### Record set ###

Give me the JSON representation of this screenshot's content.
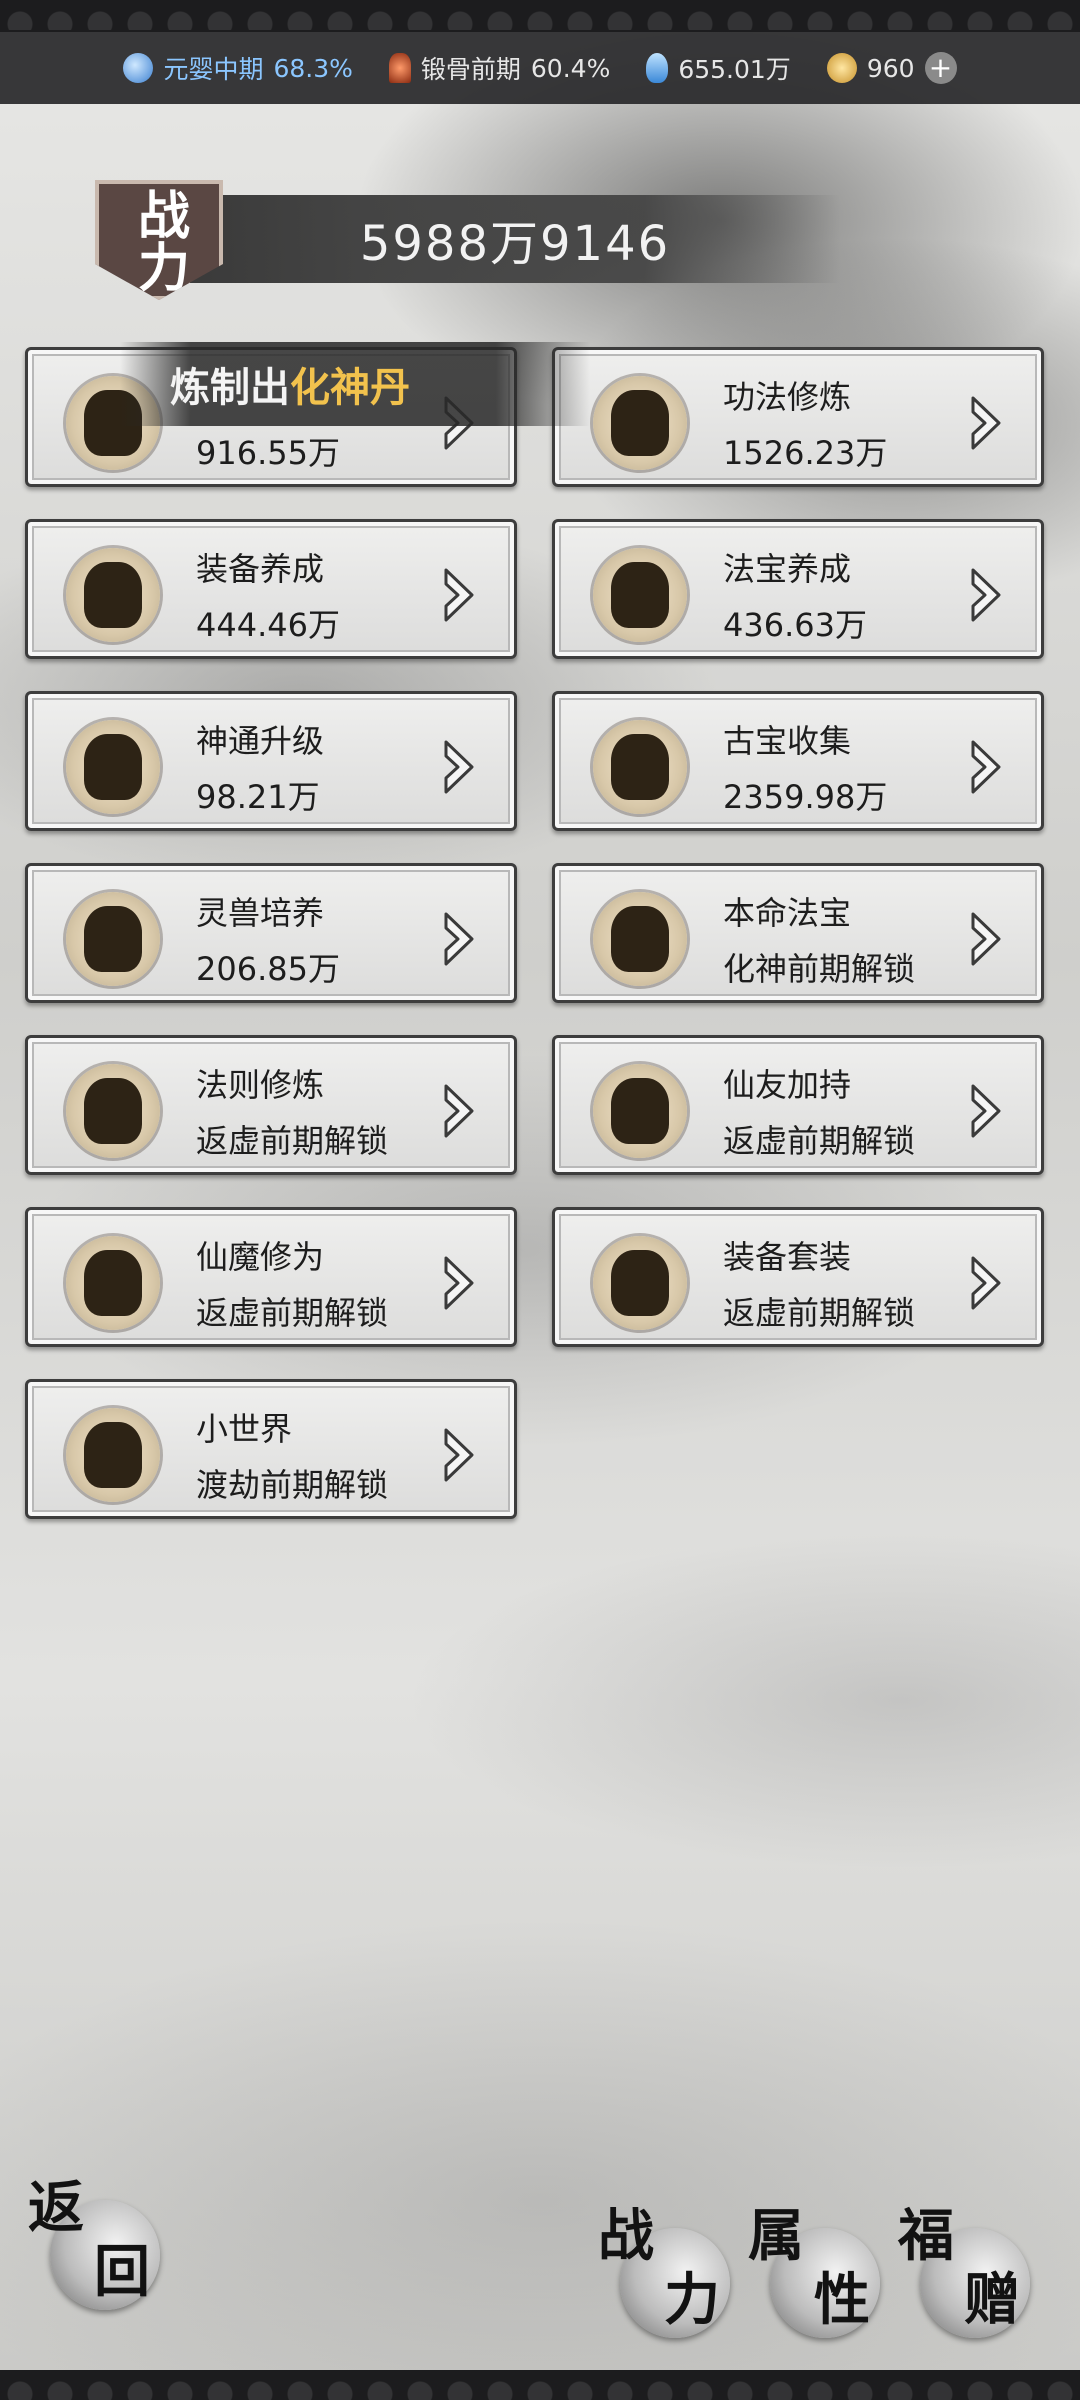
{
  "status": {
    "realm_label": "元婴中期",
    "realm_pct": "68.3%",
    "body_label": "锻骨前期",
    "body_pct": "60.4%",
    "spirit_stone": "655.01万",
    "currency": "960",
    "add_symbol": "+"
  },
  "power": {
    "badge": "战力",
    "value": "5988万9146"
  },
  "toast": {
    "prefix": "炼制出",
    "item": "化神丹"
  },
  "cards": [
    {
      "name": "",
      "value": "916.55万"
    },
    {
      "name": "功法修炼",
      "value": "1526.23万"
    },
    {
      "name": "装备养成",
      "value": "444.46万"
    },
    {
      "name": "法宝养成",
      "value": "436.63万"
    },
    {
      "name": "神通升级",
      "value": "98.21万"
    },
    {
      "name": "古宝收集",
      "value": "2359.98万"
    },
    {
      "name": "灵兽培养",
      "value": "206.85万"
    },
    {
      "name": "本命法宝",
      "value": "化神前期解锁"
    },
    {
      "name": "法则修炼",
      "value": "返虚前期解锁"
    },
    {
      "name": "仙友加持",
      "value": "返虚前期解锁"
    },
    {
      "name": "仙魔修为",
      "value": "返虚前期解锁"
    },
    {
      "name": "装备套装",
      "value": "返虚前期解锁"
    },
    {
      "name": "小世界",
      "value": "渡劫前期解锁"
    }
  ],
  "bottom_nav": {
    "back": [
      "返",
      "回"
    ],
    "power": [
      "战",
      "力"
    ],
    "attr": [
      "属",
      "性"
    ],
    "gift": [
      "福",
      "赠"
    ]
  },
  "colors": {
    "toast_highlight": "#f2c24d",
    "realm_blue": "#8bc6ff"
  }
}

###

* **What is needed**: Transcribe the records above exactly, omitting every picture they contain.

* **Exercise response**:
Give me the JSON representation of this screenshot's content.
{
  "status": {
    "realm_label": "元婴中期",
    "realm_pct": "68.3%",
    "body_label": "锻骨前期",
    "body_pct": "60.4%",
    "spirit_stone": "655.01万",
    "currency": "960",
    "add_symbol": "+"
  },
  "power": {
    "badge": "战力",
    "value": "5988万9146"
  },
  "toast": {
    "prefix": "炼制出",
    "item": "化神丹"
  },
  "cards": [
    {
      "name": "",
      "value": "916.55万"
    },
    {
      "name": "功法修炼",
      "value": "1526.23万"
    },
    {
      "name": "装备养成",
      "value": "444.46万"
    },
    {
      "name": "法宝养成",
      "value": "436.63万"
    },
    {
      "name": "神通升级",
      "value": "98.21万"
    },
    {
      "name": "古宝收集",
      "value": "2359.98万"
    },
    {
      "name": "灵兽培养",
      "value": "206.85万"
    },
    {
      "name": "本命法宝",
      "value": "化神前期解锁"
    },
    {
      "name": "法则修炼",
      "value": "返虚前期解锁"
    },
    {
      "name": "仙友加持",
      "value": "返虚前期解锁"
    },
    {
      "name": "仙魔修为",
      "value": "返虚前期解锁"
    },
    {
      "name": "装备套装",
      "value": "返虚前期解锁"
    },
    {
      "name": "小世界",
      "value": "渡劫前期解锁"
    }
  ],
  "bottom_nav": {
    "back": [
      "返",
      "回"
    ],
    "power": [
      "战",
      "力"
    ],
    "attr": [
      "属",
      "性"
    ],
    "gift": [
      "福",
      "赠"
    ]
  },
  "colors": {
    "toast_highlight": "#f2c24d",
    "realm_blue": "#8bc6ff"
  }
}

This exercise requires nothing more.